> [TO DO]
Rewrite all of the lines below, substituting "dot-icon" for each occurrence of "bullet-icon" and changing nothing else. Leave the pictures out.

> [Spatial annotation entries]
· · · · ·

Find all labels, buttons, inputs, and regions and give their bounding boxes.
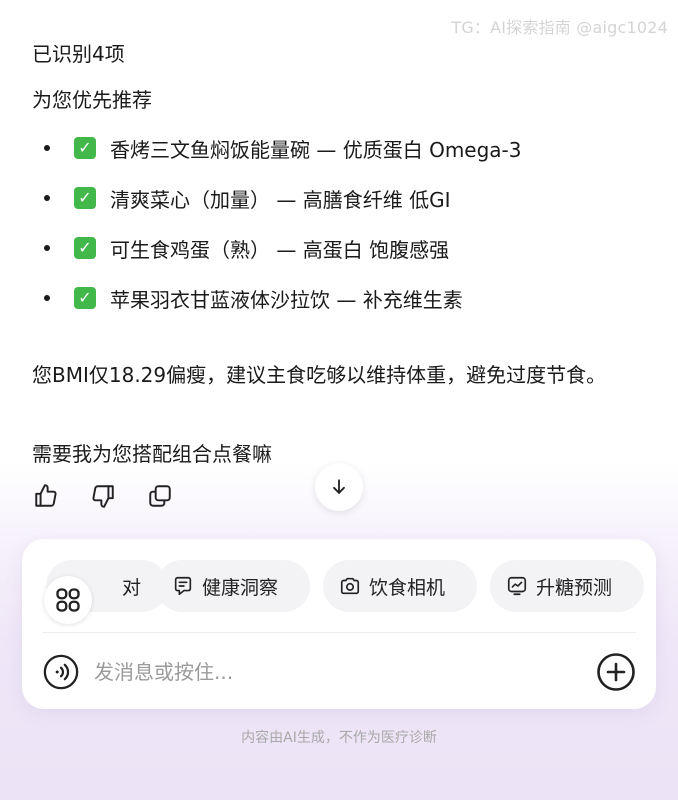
recommendation-list: ✓ 香烤三文鱼焖饭能量碗 — 优质蛋白 Omega-3 ✓ 清爽菜心（加量） —… (32, 134, 522, 334)
chip-label: 饮食相机 (369, 576, 446, 599)
chip-food-camera[interactable]: 饮食相机 (323, 560, 477, 612)
list-item: ✓ 可生食鸡蛋（熟） — 高蛋白 饱腹感强 (32, 234, 522, 262)
chip-label: 健康洞察 (202, 576, 279, 599)
thumbs-up-icon[interactable] (33, 483, 59, 509)
chip-label: 对 (122, 576, 142, 599)
bullet-icon (44, 295, 50, 301)
message-input-row (42, 649, 636, 695)
chip-label: 升糖预测 (536, 576, 613, 599)
glucose-chart-icon (507, 576, 527, 596)
list-item: ✓ 苹果羽衣甘蓝液体沙拉饮 — 补充维生素 (32, 284, 522, 312)
list-item: ✓ 香烤三文鱼焖饭能量碗 — 优质蛋白 Omega-3 (32, 134, 522, 162)
health-insight-icon (174, 576, 192, 596)
recommendation-text: 香烤三文鱼焖饭能量碗 — 优质蛋白 Omega-3 (110, 137, 522, 162)
bullet-icon (44, 145, 50, 151)
message-actions (33, 483, 173, 509)
composer-panel: 对 健康洞察 饮食相机 升糖预测 (22, 539, 656, 709)
grid-icon (56, 588, 80, 612)
check-icon: ✓ (74, 237, 96, 259)
scroll-to-bottom-button[interactable] (315, 463, 363, 511)
identified-count-text: 已识别4项 (32, 42, 125, 66)
bullet-icon (44, 245, 50, 251)
recommend-heading: 为您优先推荐 (32, 88, 152, 112)
composer-divider (42, 632, 636, 633)
recommendation-text: 苹果羽衣甘蓝液体沙拉饮 — 补充维生素 (110, 287, 463, 312)
list-item: ✓ 清爽菜心（加量） — 高膳食纤维 低GI (32, 184, 522, 212)
recommendation-text: 清爽菜心（加量） — 高膳食纤维 低GI (110, 187, 451, 212)
watermark: TG：AI探索指南 @aigc1024 (451, 18, 668, 37)
bmi-advice-text: 您BMI仅18.29偏瘦，建议主食吃够以维持体重，避免过度节食。 (32, 363, 607, 387)
copy-icon[interactable] (147, 483, 173, 509)
camera-icon (340, 577, 360, 595)
follow-up-question: 需要我为您搭配组合点餐嘛 (32, 442, 272, 466)
plus-icon[interactable] (596, 652, 636, 692)
check-icon: ✓ (74, 287, 96, 309)
voice-input-icon[interactable] (42, 653, 80, 691)
apps-grid-button[interactable] (44, 576, 92, 624)
ai-disclaimer: 内容由AI生成，不作为医疗诊断 (241, 730, 437, 746)
check-icon: ✓ (74, 137, 96, 159)
arrow-down-icon (333, 479, 345, 494)
thumbs-down-icon[interactable] (90, 483, 116, 509)
message-input[interactable] (94, 652, 596, 692)
bullet-icon (44, 195, 50, 201)
quick-action-chips: 对 健康洞察 饮食相机 升糖预测 (22, 560, 656, 624)
chip-health-insight[interactable]: 健康洞察 (156, 560, 310, 612)
check-icon: ✓ (74, 187, 96, 209)
chip-glucose-prediction[interactable]: 升糖预测 (490, 560, 644, 612)
recommendation-text: 可生食鸡蛋（熟） — 高蛋白 饱腹感强 (110, 237, 450, 262)
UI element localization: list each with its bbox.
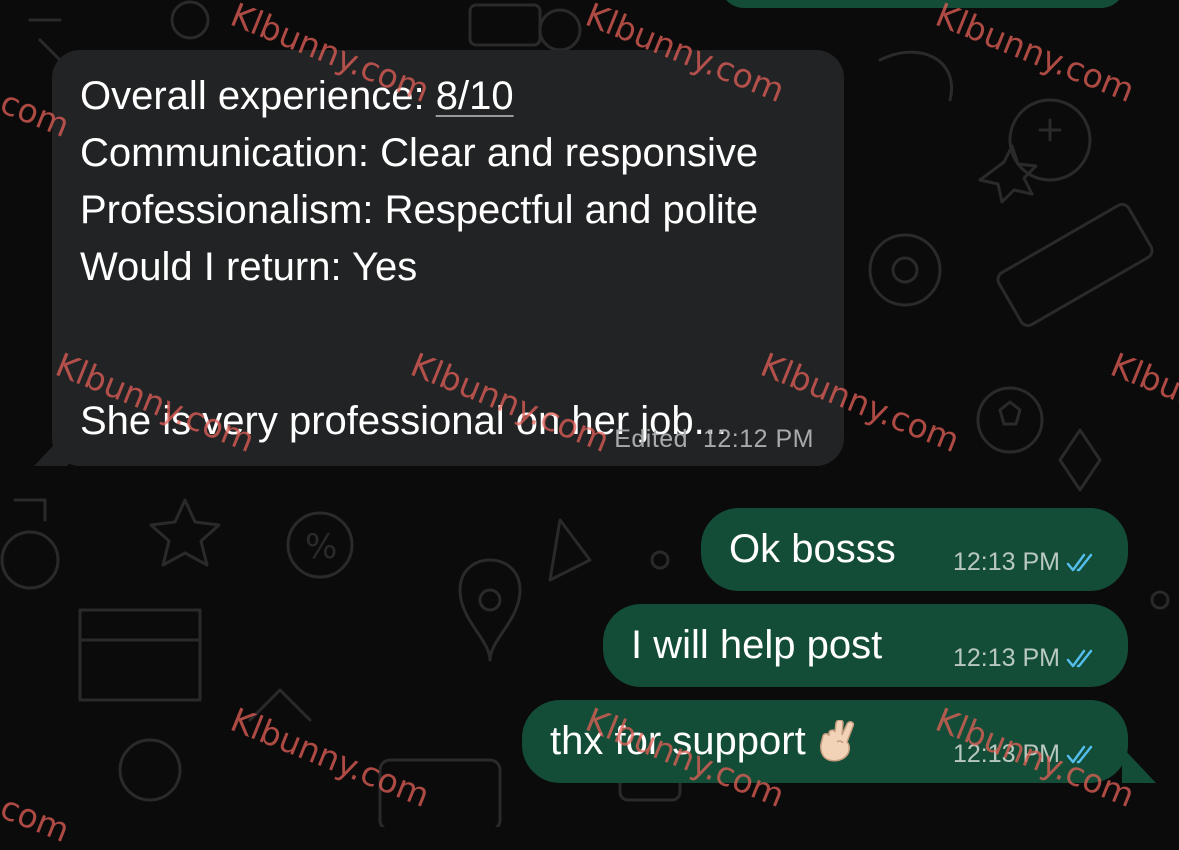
message-time: 12:12 PM xyxy=(702,425,814,453)
double-check-read-icon xyxy=(1066,553,1093,571)
message-text: I will help post xyxy=(631,623,883,667)
review-value: Respectful and polite xyxy=(384,188,759,232)
review-label: Would I return: xyxy=(80,245,342,289)
message-meta: 12:13 PM xyxy=(953,644,1100,673)
review-lines: Overall experience: 8/10 Communication: … xyxy=(80,68,758,296)
message-text: thx for support xyxy=(550,719,856,764)
message-time: 12:13 PM xyxy=(952,644,1060,672)
message-text: Ok bosss xyxy=(729,527,896,571)
outgoing-message-bubble[interactable]: I will help post 12:13 PM xyxy=(603,604,1128,687)
message-time: 12:13 PM xyxy=(952,548,1060,576)
message-text-content: thx for support xyxy=(550,719,806,763)
review-line-overall: Overall experience: 8/10 xyxy=(80,68,758,125)
outgoing-bubble-tail xyxy=(1122,747,1156,783)
review-label: Professionalism: xyxy=(80,188,374,232)
edited-label: Edited xyxy=(614,425,689,453)
review-label: Overall experience: xyxy=(80,74,425,118)
double-check-read-icon xyxy=(1066,745,1093,763)
review-value: Clear and responsive xyxy=(380,131,759,175)
incoming-message-bubble[interactable]: Overall experience: 8/10 Communication: … xyxy=(52,50,844,466)
outgoing-message-bubble[interactable]: thx for support 12:13 PM xyxy=(522,700,1156,783)
message-time: 12:13 PM xyxy=(952,740,1060,768)
review-line-return: Would I return: Yes xyxy=(80,239,758,296)
previous-outgoing-bubble[interactable] xyxy=(720,0,1125,8)
incoming-bubble-tail xyxy=(34,430,68,466)
review-label: Communication: xyxy=(80,131,370,175)
review-value: Yes xyxy=(352,245,418,289)
message-meta: 12:13 PM xyxy=(953,740,1100,769)
review-value[interactable]: 8/10 xyxy=(436,74,514,118)
message-meta: Edited 12:12 PM xyxy=(614,425,814,454)
double-check-read-icon xyxy=(1066,649,1093,667)
crossed-fingers-icon xyxy=(819,720,854,762)
chat-area: Overall experience: 8/10 Communication: … xyxy=(0,0,1179,827)
message-meta: 12:13 PM xyxy=(953,548,1100,577)
outgoing-message-bubble[interactable]: Ok bosss 12:13 PM xyxy=(701,508,1128,591)
review-line-communication: Communication: Clear and responsive xyxy=(80,125,758,182)
review-line-professionalism: Professionalism: Respectful and polite xyxy=(80,182,758,239)
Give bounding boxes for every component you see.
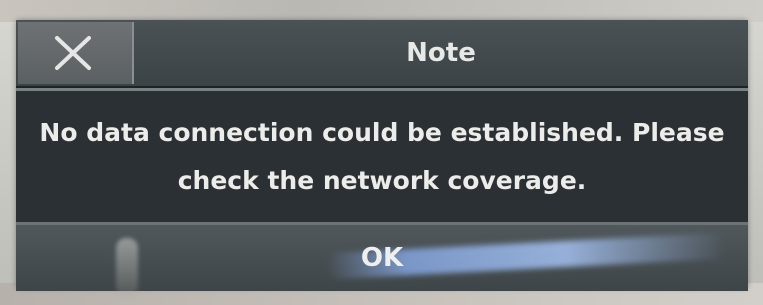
screen-bezel-top	[0, 0, 763, 22]
dialog-message-area: No data connection could be established.…	[16, 88, 748, 223]
screen-reflection	[116, 238, 138, 296]
device-screen: Note No data connection could be establi…	[0, 0, 763, 305]
dialog-title-bar: Note	[16, 20, 748, 88]
dialog-title: Note	[406, 38, 476, 68]
close-button[interactable]	[18, 22, 134, 84]
dialog-message: No data connection could be established.…	[39, 118, 725, 195]
note-dialog: Note No data connection could be establi…	[16, 20, 748, 296]
close-icon	[55, 36, 91, 70]
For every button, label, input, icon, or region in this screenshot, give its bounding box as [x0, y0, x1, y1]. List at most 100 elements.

· · · · ·

> [SOLVED PROBLEM]
Find all labels, buttons, inputs, and regions and give their bounding boxes.
recommendation-list: ✓ 香烤三文鱼焖饭能量碗 — 优质蛋白 Omega-3 ✓ 清爽菜心（加量） —… (32, 134, 522, 334)
chip-label: 饮食相机 (369, 576, 446, 599)
chip-food-camera[interactable]: 饮食相机 (323, 560, 477, 612)
list-item: ✓ 可生食鸡蛋（熟） — 高蛋白 饱腹感强 (32, 234, 522, 262)
chip-label: 健康洞察 (202, 576, 279, 599)
thumbs-up-icon[interactable] (33, 483, 59, 509)
chip-label: 对 (122, 576, 142, 599)
dot-icon (44, 295, 50, 301)
message-input-row (42, 649, 636, 695)
chip-label: 升糖预测 (536, 576, 613, 599)
glucose-chart-icon (507, 576, 527, 596)
list-item: ✓ 苹果羽衣甘蓝液体沙拉饮 — 补充维生素 (32, 284, 522, 312)
list-item: ✓ 香烤三文鱼焖饭能量碗 — 优质蛋白 Omega-3 (32, 134, 522, 162)
health-insight-icon (174, 576, 192, 596)
recommendation-text: 香烤三文鱼焖饭能量碗 — 优质蛋白 Omega-3 (110, 137, 522, 162)
dot-icon (44, 145, 50, 151)
message-actions (33, 483, 173, 509)
composer-panel: 对 健康洞察 饮食相机 升糖预测 (22, 539, 656, 709)
grid-icon (56, 588, 80, 612)
check-icon: ✓ (74, 237, 96, 259)
scroll-to-bottom-button[interactable] (315, 463, 363, 511)
identified-count-text: 已识别4项 (32, 42, 125, 66)
dot-icon (44, 245, 50, 251)
recommend-heading: 为您优先推荐 (32, 88, 152, 112)
composer-divider (42, 632, 636, 633)
recommendation-text: 苹果羽衣甘蓝液体沙拉饮 — 补充维生素 (110, 287, 463, 312)
list-item: ✓ 清爽菜心（加量） — 高膳食纤维 低GI (32, 184, 522, 212)
recommendation-text: 清爽菜心（加量） — 高膳食纤维 低GI (110, 187, 451, 212)
watermark: TG：AI探索指南 @aigc1024 (451, 18, 668, 37)
bmi-advice-text: 您BMI仅18.29偏瘦，建议主食吃够以维持体重，避免过度节食。 (32, 363, 607, 387)
copy-icon[interactable] (147, 483, 173, 509)
camera-icon (340, 577, 360, 595)
follow-up-question: 需要我为您搭配组合点餐嘛 (32, 442, 272, 466)
plus-icon[interactable] (596, 652, 636, 692)
check-icon: ✓ (74, 287, 96, 309)
voice-input-icon[interactable] (42, 653, 80, 691)
apps-grid-button[interactable] (44, 576, 92, 624)
ai-disclaimer: 内容由AI生成，不作为医疗诊断 (241, 730, 437, 746)
check-icon: ✓ (74, 137, 96, 159)
arrow-down-icon (333, 479, 345, 494)
thumbs-down-icon[interactable] (90, 483, 116, 509)
message-input[interactable] (94, 652, 596, 692)
dot-icon (44, 195, 50, 201)
quick-action-chips: 对 健康洞察 饮食相机 升糖预测 (22, 560, 656, 624)
chip-health-insight[interactable]: 健康洞察 (156, 560, 310, 612)
check-icon: ✓ (74, 187, 96, 209)
chip-glucose-prediction[interactable]: 升糖预测 (490, 560, 644, 612)
recommendation-text: 可生食鸡蛋（熟） — 高蛋白 饱腹感强 (110, 237, 450, 262)
UI element localization: list each with its bbox.
message-time: 12:12 PM xyxy=(702,425,814,453)
double-check-read-icon xyxy=(1066,553,1093,571)
message-text: I will help post xyxy=(631,623,883,667)
review-value: Respectful and polite xyxy=(384,188,759,232)
review-label: Would I return: xyxy=(80,245,342,289)
message-meta: 12:13 PM xyxy=(953,644,1100,673)
review-lines: Overall experience: 8/10 Communication: … xyxy=(80,68,758,296)
message-text: thx for support xyxy=(550,719,856,764)
message-time: 12:13 PM xyxy=(952,644,1060,672)
message-text: Ok bosss xyxy=(729,527,896,571)
outgoing-message-bubble[interactable]: I will help post 12:13 PM xyxy=(603,604,1128,687)
message-time: 12:13 PM xyxy=(952,548,1060,576)
message-text-content: thx for support xyxy=(550,719,806,763)
review-line-overall: Overall experience: 8/10 xyxy=(80,68,758,125)
outgoing-bubble-tail xyxy=(1122,747,1156,783)
review-label: Professionalism: xyxy=(80,188,374,232)
edited-label: Edited xyxy=(614,425,689,453)
review-label: Overall experience: xyxy=(80,74,425,118)
double-check-read-icon xyxy=(1066,745,1093,763)
review-value: Clear and responsive xyxy=(380,131,759,175)
incoming-message-bubble[interactable]: Overall experience: 8/10 Communication: … xyxy=(52,50,844,466)
outgoing-message-bubble[interactable]: thx for support 12:13 PM xyxy=(522,700,1156,783)
message-time: 12:13 PM xyxy=(952,740,1060,768)
review-line-return: Would I return: Yes xyxy=(80,239,758,296)
previous-outgoing-bubble[interactable] xyxy=(720,0,1125,8)
incoming-bubble-tail xyxy=(34,430,68,466)
review-label: Communication: xyxy=(80,131,370,175)
review-value: Yes xyxy=(352,245,418,289)
message-meta: 12:13 PM xyxy=(953,740,1100,769)
review-value[interactable]: 8/10 xyxy=(436,74,514,118)
message-meta: Edited 12:12 PM xyxy=(614,425,814,454)
double-check-read-icon xyxy=(1066,649,1093,667)
crossed-fingers-icon xyxy=(819,720,854,762)
chat-area: Overall experience: 8/10 Communication: … xyxy=(0,0,1179,827)
message-meta: 12:13 PM xyxy=(953,548,1100,577)
outgoing-message-bubble[interactable]: Ok bosss 12:13 PM xyxy=(701,508,1128,591)
review-line-communication: Communication: Clear and responsive xyxy=(80,125,758,182)
review-line-professionalism: Professionalism: Respectful and polite xyxy=(80,182,758,239)
Give bounding boxes for every component you see.
screen-bezel-top	[0, 0, 763, 22]
dialog-message-area: No data connection could be established.…	[16, 88, 748, 223]
screen-reflection	[116, 238, 138, 296]
device-screen: Note No data connection could be establi…	[0, 0, 763, 305]
dialog-title-bar: Note	[16, 20, 748, 88]
dialog-title: Note	[406, 38, 476, 68]
close-button[interactable]	[18, 22, 134, 84]
dialog-message: No data connection could be established.…	[39, 118, 725, 195]
note-dialog: Note No data connection could be establi…	[16, 20, 748, 296]
close-icon	[55, 36, 91, 70]
For every button, label, input, icon, or region in this screenshot, give its bounding box as [x0, y0, x1, y1]. List at most 100 elements.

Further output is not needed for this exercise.